## Written instruction
Return the records word for word. Any pictures in them are not part of the copy.

## The input
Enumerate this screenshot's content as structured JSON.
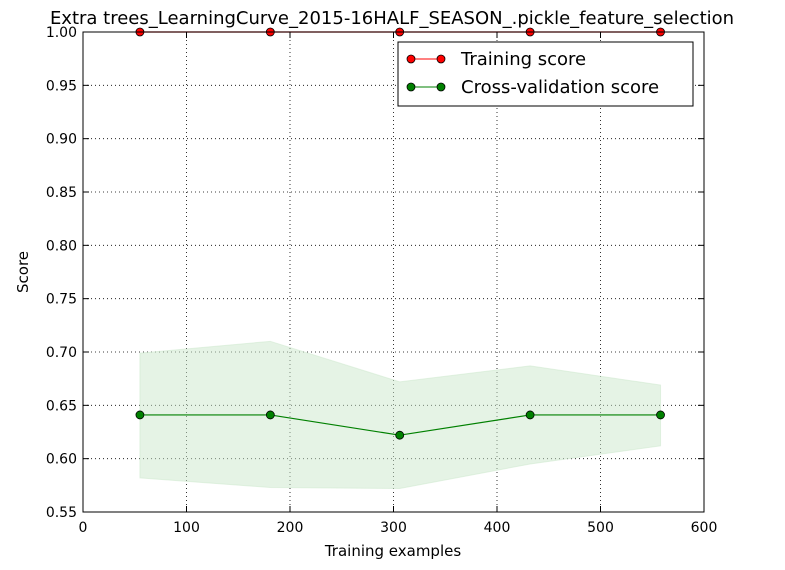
{
  "chart_data": {
    "type": "line",
    "title": "Extra trees_LearningCurve_2015-16HALF_SEASON_.pickle_feature_selection",
    "xlabel": "Training examples",
    "ylabel": "Score",
    "xlim": [
      0,
      600
    ],
    "ylim": [
      0.55,
      1.0
    ],
    "x_ticks": [
      0,
      100,
      200,
      300,
      400,
      500,
      600
    ],
    "y_ticks": [
      0.55,
      0.6,
      0.65,
      0.7,
      0.75,
      0.8,
      0.85,
      0.9,
      0.95,
      1.0
    ],
    "x_tick_labels": [
      "0",
      "100",
      "200",
      "300",
      "400",
      "500",
      "600"
    ],
    "y_tick_labels": [
      "0.55",
      "0.60",
      "0.65",
      "0.70",
      "0.75",
      "0.80",
      "0.85",
      "0.90",
      "0.95",
      "1.00"
    ],
    "grid": true,
    "legend_position": "top-right",
    "x": [
      55,
      181,
      306,
      432,
      558
    ],
    "series": [
      {
        "name": "Training score",
        "color": "#ff0000",
        "values": [
          1.0,
          1.0,
          1.0,
          1.0,
          1.0
        ],
        "band_upper": [
          1.0,
          1.0,
          1.0,
          1.0,
          1.0
        ],
        "band_lower": [
          1.0,
          1.0,
          1.0,
          1.0,
          1.0
        ]
      },
      {
        "name": "Cross-validation score",
        "color": "#008000",
        "band_color": "#cce8cc",
        "values": [
          0.641,
          0.641,
          0.622,
          0.641,
          0.641
        ],
        "band_upper": [
          0.699,
          0.71,
          0.672,
          0.687,
          0.669
        ],
        "band_lower": [
          0.582,
          0.573,
          0.572,
          0.595,
          0.612
        ]
      }
    ]
  }
}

## Task result
Enumerate this screenshot's content as structured JSON.
{
  "chart_data": {
    "type": "line",
    "title": "Extra trees_LearningCurve_2015-16HALF_SEASON_.pickle_feature_selection",
    "xlabel": "Training examples",
    "ylabel": "Score",
    "xlim": [
      0,
      600
    ],
    "ylim": [
      0.55,
      1.0
    ],
    "x_ticks": [
      0,
      100,
      200,
      300,
      400,
      500,
      600
    ],
    "y_ticks": [
      0.55,
      0.6,
      0.65,
      0.7,
      0.75,
      0.8,
      0.85,
      0.9,
      0.95,
      1.0
    ],
    "x_tick_labels": [
      "0",
      "100",
      "200",
      "300",
      "400",
      "500",
      "600"
    ],
    "y_tick_labels": [
      "0.55",
      "0.60",
      "0.65",
      "0.70",
      "0.75",
      "0.80",
      "0.85",
      "0.90",
      "0.95",
      "1.00"
    ],
    "grid": true,
    "legend_position": "top-right",
    "x": [
      55,
      181,
      306,
      432,
      558
    ],
    "series": [
      {
        "name": "Training score",
        "color": "#ff0000",
        "values": [
          1.0,
          1.0,
          1.0,
          1.0,
          1.0
        ],
        "band_upper": [
          1.0,
          1.0,
          1.0,
          1.0,
          1.0
        ],
        "band_lower": [
          1.0,
          1.0,
          1.0,
          1.0,
          1.0
        ]
      },
      {
        "name": "Cross-validation score",
        "color": "#008000",
        "band_color": "#cce8cc",
        "values": [
          0.641,
          0.641,
          0.622,
          0.641,
          0.641
        ],
        "band_upper": [
          0.699,
          0.71,
          0.672,
          0.687,
          0.669
        ],
        "band_lower": [
          0.582,
          0.573,
          0.572,
          0.595,
          0.612
        ]
      }
    ]
  }
}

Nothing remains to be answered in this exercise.